WHAT YOU WILL DO.
Repeat each entry in the data, exactly.

Source records

··········

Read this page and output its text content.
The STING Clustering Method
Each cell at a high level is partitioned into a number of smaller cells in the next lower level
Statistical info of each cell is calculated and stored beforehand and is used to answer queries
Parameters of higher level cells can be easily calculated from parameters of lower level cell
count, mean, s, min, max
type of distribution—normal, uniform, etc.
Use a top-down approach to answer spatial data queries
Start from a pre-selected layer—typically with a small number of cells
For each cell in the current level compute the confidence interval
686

··········

EXERCISE RESPONSE.
Read this page and output its text content.
The STING Clustering Method
Each cell at a high level is partitioned into a number of smaller cells in the next lower level
Statistical info of each cell is calculated and stored beforehand and is used to answer queries
Parameters of higher level cells can be easily calculated from parameters of lower level cell
count, mean, s, min, max
type of distribution—normal, uniform, etc.
Use a top-down approach to answer spatial data queries
Start from a pre-selected layer—typically with a small number of cells
For each cell in the current level compute the confidence interval
686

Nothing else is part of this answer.